▶ _Stated exercise_:
All lines featuring the string "affect" are to be listed.

□ □ □ □ □

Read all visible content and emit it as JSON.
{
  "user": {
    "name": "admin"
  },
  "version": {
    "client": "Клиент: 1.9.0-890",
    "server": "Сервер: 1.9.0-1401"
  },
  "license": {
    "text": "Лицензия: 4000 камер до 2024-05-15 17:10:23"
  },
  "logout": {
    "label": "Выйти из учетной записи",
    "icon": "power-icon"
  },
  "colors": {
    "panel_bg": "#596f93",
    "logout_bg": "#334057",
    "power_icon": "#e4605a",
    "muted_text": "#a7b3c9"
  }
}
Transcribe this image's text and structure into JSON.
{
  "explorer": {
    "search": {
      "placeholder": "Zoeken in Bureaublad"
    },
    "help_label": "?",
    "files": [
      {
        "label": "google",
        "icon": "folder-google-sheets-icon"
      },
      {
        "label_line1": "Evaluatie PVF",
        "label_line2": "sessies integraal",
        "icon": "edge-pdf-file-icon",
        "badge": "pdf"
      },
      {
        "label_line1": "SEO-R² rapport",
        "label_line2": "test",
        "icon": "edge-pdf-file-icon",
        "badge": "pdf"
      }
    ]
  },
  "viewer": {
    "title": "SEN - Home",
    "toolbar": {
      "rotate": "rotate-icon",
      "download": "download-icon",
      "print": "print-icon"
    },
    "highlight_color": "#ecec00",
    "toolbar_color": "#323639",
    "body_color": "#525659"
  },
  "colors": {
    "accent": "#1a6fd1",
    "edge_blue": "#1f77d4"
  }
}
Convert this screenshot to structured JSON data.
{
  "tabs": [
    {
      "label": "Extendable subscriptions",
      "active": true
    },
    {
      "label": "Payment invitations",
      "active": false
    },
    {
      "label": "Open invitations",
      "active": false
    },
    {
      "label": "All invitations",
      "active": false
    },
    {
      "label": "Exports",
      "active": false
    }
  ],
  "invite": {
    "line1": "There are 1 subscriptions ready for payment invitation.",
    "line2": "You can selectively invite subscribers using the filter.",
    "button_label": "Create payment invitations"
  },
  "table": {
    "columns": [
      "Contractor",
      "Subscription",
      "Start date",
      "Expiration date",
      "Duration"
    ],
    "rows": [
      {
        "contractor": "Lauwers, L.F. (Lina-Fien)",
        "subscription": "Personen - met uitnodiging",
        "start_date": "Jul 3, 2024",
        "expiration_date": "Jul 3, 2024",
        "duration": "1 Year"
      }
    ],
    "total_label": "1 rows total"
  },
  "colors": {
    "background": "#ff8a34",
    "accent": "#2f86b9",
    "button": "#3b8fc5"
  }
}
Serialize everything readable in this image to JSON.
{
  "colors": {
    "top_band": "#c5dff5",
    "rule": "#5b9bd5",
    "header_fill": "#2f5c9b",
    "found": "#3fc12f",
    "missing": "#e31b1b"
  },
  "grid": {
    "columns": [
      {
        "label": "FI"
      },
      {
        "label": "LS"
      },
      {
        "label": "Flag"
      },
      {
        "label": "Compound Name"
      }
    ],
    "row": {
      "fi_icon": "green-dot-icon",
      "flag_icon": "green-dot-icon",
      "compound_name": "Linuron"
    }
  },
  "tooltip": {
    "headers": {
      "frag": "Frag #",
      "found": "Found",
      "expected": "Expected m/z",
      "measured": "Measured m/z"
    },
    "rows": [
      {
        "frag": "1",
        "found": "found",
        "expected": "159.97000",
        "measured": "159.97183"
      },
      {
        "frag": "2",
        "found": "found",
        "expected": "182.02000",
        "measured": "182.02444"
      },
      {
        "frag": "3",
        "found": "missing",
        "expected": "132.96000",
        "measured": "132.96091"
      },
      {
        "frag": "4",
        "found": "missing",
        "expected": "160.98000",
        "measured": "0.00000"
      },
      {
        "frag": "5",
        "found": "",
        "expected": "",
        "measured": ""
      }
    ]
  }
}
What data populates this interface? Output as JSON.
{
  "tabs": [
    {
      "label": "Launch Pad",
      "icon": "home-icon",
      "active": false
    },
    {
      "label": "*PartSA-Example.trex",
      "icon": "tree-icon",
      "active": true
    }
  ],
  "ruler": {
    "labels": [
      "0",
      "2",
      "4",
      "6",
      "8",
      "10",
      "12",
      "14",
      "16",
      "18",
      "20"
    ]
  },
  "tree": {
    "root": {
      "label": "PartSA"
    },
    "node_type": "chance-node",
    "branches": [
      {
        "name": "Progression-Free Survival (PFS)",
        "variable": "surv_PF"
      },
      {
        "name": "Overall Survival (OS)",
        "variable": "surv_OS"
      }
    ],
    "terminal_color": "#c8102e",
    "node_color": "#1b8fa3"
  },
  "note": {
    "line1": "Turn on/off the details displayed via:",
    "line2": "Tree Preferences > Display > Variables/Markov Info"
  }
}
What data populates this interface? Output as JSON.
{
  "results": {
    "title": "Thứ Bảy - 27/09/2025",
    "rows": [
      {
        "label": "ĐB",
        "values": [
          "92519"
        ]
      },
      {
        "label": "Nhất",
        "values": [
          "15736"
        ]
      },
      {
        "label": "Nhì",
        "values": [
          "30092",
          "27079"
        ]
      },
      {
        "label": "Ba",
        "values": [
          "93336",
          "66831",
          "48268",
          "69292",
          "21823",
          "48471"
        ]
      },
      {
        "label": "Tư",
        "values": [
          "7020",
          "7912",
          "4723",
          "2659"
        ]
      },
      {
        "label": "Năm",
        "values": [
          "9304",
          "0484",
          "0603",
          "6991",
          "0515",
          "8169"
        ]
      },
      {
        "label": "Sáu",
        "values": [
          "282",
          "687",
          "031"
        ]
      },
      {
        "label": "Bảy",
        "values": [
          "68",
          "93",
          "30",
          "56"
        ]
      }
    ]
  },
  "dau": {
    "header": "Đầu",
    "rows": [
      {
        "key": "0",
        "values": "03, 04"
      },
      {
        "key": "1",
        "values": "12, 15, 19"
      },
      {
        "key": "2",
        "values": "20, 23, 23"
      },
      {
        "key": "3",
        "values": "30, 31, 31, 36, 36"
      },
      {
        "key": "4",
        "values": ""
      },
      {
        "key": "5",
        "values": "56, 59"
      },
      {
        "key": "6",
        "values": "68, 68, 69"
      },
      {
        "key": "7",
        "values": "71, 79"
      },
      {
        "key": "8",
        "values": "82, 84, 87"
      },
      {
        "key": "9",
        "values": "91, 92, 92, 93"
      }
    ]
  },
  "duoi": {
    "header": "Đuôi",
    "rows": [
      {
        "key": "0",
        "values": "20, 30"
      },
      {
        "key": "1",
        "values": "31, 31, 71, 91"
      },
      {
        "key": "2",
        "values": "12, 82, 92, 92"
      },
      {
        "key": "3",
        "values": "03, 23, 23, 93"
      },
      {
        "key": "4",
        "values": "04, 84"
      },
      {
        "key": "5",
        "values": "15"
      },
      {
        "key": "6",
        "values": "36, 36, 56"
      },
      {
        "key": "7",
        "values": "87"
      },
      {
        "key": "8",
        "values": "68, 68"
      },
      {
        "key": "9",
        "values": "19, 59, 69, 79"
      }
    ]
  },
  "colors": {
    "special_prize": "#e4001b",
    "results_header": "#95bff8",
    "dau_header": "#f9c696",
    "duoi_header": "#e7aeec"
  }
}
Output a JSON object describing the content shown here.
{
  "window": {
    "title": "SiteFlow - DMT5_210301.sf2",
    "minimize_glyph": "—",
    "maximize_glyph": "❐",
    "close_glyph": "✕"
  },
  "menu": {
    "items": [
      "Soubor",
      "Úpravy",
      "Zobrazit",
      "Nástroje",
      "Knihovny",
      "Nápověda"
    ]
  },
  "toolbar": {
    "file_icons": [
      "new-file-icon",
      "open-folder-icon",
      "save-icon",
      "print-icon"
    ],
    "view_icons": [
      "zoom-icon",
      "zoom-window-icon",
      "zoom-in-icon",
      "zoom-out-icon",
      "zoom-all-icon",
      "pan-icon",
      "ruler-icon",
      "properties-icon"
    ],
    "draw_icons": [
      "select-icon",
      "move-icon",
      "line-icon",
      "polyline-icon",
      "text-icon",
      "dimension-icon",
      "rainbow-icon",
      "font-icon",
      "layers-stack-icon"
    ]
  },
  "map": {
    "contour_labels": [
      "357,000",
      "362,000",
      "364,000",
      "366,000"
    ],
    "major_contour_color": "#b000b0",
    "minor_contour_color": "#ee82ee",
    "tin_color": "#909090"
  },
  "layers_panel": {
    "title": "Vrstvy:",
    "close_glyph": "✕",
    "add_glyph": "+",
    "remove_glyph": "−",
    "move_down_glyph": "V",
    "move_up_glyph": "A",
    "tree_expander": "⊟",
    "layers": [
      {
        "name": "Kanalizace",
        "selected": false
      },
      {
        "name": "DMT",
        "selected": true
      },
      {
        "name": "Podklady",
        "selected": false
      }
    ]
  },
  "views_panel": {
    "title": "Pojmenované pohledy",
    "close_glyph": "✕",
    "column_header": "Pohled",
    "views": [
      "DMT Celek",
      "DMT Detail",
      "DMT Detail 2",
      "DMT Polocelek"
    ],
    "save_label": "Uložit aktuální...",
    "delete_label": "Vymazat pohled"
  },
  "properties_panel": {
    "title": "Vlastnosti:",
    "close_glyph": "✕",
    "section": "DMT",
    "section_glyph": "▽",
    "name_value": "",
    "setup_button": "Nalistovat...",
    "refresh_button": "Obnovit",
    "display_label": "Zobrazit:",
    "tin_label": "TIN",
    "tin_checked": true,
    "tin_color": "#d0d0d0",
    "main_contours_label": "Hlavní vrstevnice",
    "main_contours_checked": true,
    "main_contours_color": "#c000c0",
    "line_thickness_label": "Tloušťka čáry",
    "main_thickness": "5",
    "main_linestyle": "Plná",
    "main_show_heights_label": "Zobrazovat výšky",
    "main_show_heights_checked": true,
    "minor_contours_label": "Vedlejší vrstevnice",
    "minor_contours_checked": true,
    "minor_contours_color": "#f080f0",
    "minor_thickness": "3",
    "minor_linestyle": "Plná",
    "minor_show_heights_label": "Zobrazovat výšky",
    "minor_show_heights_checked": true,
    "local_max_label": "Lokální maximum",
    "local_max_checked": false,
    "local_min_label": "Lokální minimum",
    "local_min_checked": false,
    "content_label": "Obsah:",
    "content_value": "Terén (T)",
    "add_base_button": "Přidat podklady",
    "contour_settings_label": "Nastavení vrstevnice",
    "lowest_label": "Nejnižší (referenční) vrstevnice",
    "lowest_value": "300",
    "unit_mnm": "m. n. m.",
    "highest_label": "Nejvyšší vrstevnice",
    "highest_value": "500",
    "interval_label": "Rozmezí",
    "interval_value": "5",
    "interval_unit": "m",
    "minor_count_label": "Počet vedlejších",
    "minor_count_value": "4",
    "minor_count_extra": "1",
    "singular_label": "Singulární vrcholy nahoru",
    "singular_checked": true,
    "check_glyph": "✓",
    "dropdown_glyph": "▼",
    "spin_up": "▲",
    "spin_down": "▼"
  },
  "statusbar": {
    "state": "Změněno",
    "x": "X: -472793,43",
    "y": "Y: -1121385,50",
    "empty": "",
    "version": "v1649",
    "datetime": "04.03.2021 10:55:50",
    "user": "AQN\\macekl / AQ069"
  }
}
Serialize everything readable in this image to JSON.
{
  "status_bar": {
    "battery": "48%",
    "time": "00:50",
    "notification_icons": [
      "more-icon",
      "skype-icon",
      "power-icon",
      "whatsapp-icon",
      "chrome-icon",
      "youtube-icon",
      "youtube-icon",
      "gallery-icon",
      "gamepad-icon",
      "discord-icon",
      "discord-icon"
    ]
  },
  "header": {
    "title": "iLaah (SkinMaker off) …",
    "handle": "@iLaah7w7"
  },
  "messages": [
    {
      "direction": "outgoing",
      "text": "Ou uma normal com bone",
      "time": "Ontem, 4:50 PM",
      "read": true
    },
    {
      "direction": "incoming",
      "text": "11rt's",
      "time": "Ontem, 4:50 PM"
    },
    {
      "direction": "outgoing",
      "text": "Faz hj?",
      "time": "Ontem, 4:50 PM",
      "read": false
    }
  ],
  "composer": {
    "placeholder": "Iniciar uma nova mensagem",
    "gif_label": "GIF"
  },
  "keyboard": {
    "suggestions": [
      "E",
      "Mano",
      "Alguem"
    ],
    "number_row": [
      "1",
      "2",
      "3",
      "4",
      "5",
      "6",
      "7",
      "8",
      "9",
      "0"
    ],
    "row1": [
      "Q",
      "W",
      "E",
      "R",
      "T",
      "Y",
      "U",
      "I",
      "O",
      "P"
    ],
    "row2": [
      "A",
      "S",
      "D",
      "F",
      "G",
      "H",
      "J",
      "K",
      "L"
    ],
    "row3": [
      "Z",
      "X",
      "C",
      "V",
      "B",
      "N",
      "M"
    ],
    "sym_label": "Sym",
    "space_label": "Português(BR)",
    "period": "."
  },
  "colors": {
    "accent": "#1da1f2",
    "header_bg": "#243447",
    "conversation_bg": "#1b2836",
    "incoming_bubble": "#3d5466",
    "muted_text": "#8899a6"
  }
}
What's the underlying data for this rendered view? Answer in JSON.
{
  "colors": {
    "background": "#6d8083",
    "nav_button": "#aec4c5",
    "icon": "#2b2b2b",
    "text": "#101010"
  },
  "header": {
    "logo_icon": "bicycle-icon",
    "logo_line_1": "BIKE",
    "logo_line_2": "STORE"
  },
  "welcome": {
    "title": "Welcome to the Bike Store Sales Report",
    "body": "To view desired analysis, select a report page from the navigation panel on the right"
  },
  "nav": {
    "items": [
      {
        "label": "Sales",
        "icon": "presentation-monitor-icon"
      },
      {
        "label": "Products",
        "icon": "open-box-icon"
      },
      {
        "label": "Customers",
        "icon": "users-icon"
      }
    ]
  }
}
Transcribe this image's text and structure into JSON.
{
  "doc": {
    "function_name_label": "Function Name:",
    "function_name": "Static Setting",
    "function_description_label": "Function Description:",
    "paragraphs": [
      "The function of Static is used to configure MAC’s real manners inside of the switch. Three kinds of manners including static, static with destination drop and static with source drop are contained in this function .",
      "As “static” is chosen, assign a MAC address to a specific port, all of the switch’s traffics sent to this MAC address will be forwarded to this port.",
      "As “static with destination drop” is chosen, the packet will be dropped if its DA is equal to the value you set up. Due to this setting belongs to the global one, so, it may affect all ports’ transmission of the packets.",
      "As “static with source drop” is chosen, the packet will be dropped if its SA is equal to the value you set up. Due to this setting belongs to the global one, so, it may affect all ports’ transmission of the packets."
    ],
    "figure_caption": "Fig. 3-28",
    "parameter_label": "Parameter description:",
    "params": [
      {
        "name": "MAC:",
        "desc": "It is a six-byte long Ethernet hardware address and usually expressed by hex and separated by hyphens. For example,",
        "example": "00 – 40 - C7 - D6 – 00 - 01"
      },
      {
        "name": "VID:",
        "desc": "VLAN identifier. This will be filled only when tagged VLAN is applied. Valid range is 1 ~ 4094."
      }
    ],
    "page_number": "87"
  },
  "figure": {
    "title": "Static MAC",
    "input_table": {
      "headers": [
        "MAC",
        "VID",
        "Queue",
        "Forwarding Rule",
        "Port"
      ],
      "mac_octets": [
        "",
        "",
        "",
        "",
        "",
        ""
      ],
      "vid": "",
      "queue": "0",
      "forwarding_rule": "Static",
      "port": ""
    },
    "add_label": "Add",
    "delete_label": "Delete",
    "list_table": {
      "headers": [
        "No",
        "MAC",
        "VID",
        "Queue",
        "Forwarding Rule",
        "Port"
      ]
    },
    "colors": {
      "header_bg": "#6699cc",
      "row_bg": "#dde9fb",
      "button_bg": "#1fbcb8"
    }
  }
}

□ □ □ □ □

▶ _Result_:
      "As “static with destination drop” is chosen, the packet will be dropped if its DA is equal to the value you set up. Due to this setting belongs to the global one, so, it may affect all ports’ transmission of the packets.",
      "As “static with source drop” is chosen, the packet will be dropped if its SA is equal to the value you set up. Due to this setting belongs to the global one, so, it may affect all ports’ transmission of the packets."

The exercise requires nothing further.